— Start of Raw data —

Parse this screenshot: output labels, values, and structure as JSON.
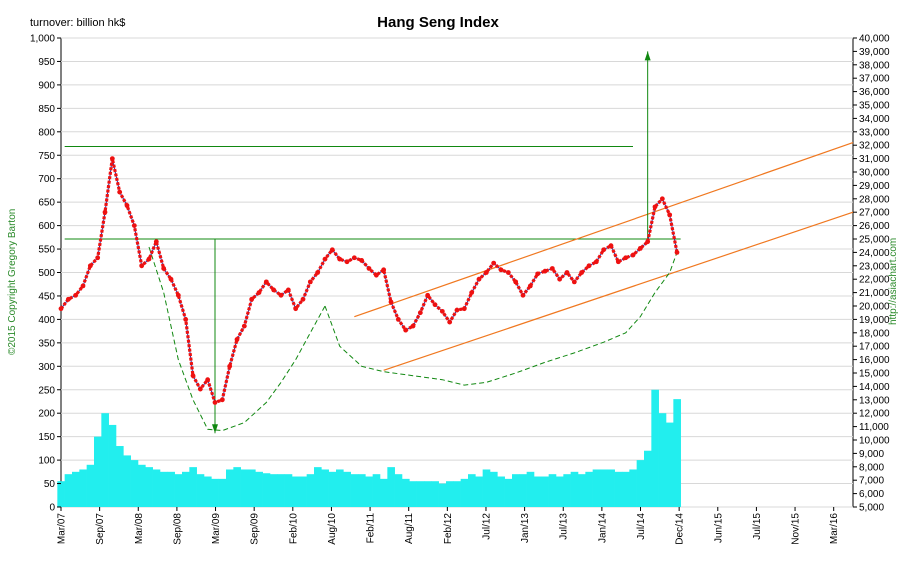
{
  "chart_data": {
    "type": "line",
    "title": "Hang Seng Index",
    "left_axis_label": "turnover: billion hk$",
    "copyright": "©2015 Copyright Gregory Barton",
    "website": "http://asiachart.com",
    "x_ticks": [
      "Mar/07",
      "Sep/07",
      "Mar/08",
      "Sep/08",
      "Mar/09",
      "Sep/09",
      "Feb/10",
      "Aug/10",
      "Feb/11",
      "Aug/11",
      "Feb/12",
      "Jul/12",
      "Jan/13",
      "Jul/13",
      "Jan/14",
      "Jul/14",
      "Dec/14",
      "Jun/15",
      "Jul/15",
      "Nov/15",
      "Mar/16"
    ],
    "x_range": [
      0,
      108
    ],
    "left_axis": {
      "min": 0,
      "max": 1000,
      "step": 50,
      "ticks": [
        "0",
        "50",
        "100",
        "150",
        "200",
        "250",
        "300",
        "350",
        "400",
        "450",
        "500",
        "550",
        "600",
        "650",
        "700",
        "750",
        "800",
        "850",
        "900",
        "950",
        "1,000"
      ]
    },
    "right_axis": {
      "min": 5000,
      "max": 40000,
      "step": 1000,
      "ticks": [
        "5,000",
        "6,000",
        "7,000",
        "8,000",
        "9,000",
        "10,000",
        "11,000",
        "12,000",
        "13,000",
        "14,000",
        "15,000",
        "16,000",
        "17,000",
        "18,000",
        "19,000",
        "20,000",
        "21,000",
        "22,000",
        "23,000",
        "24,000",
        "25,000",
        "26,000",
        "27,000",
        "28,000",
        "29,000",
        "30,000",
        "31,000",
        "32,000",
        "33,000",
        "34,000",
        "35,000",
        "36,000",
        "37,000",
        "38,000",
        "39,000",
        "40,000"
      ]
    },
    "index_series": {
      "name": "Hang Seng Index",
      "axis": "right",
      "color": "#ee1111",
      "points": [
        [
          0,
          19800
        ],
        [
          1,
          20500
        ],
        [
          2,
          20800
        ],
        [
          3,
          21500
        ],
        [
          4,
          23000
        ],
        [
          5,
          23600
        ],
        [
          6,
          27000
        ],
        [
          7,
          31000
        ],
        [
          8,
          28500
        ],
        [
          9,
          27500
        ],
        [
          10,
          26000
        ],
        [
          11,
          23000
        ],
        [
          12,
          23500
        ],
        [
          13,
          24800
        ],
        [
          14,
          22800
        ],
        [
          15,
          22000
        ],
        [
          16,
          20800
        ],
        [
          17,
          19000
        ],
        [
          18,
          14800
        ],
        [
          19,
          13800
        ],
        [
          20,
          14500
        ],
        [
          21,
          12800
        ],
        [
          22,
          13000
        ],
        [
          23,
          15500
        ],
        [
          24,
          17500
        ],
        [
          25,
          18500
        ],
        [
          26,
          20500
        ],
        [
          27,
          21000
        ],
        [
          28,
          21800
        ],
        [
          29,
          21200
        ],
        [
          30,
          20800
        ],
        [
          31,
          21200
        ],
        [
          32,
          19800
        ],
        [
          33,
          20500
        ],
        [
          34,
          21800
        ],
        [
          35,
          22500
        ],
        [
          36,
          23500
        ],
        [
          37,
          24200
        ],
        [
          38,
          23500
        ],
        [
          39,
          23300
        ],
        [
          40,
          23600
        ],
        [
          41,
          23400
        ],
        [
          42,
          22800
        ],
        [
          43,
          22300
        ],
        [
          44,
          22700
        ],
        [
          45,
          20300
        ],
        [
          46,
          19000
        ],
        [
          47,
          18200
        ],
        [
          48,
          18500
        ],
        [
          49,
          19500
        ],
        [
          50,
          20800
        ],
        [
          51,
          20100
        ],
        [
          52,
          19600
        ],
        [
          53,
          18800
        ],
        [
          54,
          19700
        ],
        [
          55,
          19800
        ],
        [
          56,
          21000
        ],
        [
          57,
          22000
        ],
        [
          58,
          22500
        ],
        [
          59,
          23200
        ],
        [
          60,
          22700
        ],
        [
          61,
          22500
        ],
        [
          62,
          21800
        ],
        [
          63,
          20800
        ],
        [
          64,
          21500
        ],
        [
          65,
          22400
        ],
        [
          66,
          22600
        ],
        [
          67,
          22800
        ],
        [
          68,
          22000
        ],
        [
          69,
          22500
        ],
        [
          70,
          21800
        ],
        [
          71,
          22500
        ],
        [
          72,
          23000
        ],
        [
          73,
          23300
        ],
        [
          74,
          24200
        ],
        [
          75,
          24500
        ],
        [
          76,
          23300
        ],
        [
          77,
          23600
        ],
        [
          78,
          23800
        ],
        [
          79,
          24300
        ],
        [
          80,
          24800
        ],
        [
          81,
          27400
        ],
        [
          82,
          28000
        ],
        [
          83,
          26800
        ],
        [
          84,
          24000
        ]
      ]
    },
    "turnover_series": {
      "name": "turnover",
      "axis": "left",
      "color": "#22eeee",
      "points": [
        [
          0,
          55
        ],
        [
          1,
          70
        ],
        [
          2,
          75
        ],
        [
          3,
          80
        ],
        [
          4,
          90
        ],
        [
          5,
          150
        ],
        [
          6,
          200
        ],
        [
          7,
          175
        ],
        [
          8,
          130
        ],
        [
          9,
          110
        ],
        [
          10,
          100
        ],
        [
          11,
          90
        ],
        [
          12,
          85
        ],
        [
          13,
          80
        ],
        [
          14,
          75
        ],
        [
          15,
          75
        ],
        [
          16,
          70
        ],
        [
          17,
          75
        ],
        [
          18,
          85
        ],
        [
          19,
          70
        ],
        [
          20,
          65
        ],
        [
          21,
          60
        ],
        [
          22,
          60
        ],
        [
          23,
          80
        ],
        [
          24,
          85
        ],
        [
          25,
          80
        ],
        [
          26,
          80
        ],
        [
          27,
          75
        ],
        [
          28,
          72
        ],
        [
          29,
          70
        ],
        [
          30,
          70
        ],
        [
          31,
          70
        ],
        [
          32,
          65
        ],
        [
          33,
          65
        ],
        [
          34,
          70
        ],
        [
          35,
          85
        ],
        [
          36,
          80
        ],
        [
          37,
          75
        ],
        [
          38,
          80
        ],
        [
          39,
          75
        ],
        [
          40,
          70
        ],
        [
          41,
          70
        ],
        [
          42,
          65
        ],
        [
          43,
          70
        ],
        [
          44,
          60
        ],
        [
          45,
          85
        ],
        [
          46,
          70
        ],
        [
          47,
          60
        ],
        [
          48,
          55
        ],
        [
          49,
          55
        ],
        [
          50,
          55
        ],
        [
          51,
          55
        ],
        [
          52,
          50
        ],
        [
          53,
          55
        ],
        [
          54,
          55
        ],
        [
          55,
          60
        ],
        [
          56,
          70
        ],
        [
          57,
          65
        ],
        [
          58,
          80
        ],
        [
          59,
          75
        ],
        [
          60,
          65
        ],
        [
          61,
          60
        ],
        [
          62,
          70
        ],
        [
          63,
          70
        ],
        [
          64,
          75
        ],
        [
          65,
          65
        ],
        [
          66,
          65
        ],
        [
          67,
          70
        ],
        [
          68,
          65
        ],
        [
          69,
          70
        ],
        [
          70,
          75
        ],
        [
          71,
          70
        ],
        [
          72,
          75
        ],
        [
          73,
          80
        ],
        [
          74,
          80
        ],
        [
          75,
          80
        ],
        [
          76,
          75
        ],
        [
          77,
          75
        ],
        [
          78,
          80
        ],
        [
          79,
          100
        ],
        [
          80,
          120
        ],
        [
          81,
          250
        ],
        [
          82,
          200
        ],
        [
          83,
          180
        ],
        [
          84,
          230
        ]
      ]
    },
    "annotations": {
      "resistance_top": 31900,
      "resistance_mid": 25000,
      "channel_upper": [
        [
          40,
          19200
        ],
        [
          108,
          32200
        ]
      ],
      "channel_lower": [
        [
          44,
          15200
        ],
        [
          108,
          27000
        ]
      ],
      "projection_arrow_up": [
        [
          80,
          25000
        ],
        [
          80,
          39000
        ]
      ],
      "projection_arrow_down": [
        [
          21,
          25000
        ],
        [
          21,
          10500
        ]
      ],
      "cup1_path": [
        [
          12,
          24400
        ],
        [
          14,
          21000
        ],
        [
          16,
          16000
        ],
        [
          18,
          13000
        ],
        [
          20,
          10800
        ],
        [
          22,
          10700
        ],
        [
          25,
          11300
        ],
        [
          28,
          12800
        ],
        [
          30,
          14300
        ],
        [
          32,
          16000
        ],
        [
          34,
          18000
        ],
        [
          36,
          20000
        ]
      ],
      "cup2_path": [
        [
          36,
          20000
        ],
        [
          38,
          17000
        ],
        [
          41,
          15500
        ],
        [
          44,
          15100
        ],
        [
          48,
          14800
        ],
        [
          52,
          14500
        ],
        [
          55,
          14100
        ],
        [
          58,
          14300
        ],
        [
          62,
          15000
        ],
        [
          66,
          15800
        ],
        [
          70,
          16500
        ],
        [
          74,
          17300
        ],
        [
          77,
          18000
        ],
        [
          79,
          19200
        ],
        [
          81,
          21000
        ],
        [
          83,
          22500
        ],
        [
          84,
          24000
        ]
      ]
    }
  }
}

— End of Raw data —
— Start of Raw data —

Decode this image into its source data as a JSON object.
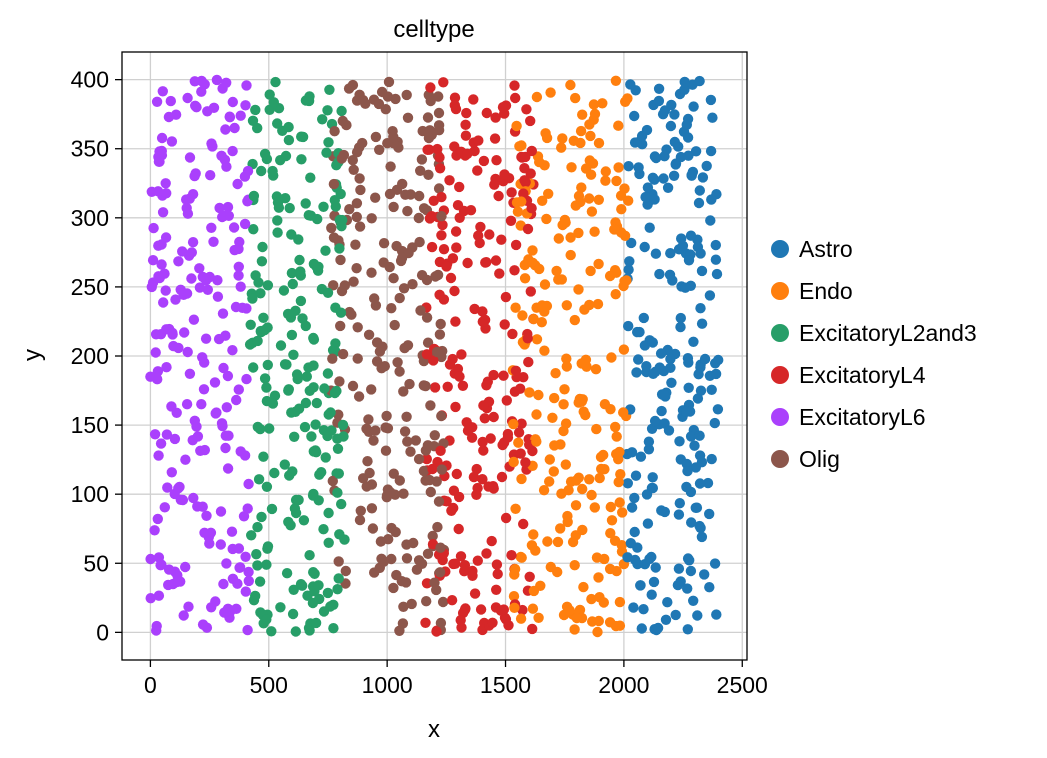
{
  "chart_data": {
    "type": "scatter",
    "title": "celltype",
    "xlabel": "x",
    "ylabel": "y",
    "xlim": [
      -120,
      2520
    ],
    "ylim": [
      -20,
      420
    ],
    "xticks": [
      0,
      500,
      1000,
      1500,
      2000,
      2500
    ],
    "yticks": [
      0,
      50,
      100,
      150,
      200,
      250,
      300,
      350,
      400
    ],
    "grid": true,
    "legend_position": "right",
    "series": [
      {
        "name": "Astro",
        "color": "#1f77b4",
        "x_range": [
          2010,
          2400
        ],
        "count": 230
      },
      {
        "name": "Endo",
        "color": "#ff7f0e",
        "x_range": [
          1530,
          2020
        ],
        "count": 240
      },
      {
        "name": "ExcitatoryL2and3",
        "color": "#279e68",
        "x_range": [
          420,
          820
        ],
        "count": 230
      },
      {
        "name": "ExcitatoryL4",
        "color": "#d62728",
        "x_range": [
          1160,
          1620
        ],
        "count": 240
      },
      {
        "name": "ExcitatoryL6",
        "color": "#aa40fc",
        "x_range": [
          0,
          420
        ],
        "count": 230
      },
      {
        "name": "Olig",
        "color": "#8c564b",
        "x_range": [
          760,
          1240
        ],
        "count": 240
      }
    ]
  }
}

— End of Raw data —

(Short task) Only the number is wanted: how many lines in the entries above contain the string "this"?

(Expected answer) 2